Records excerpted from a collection
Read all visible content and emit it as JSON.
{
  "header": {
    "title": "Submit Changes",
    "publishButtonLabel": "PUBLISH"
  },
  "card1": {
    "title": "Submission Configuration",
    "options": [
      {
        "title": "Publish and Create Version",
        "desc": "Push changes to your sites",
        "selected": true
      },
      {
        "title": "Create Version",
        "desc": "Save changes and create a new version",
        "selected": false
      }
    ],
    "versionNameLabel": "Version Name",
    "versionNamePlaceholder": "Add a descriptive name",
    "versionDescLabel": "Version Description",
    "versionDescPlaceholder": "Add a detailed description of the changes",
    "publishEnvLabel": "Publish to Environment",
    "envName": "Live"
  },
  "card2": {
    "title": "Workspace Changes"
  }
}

**WORK TO BE COMPLETED**. Retype the data in full and match it exactly.

**WRITTEN SOLUTION**.
Read all visible content and emit it as JSON.
{
  "header": {
    "title": "Submit Changes",
    "publishButtonLabel": "PUBLISH"
  },
  "card1": {
    "title": "Submission Configuration",
    "options": [
      {
        "title": "Publish and Create Version",
        "desc": "Push changes to your sites",
        "selected": true
      },
      {
        "title": "Create Version",
        "desc": "Save changes and create a new version",
        "selected": false
      }
    ],
    "versionNameLabel": "Version Name",
    "versionNamePlaceholder": "Add a descriptive name",
    "versionDescLabel": "Version Description",
    "versionDescPlaceholder": "Add a detailed description of the changes",
    "publishEnvLabel": "Publish to Environment",
    "envName": "Live"
  },
  "card2": {
    "title": "Workspace Changes"
  }
}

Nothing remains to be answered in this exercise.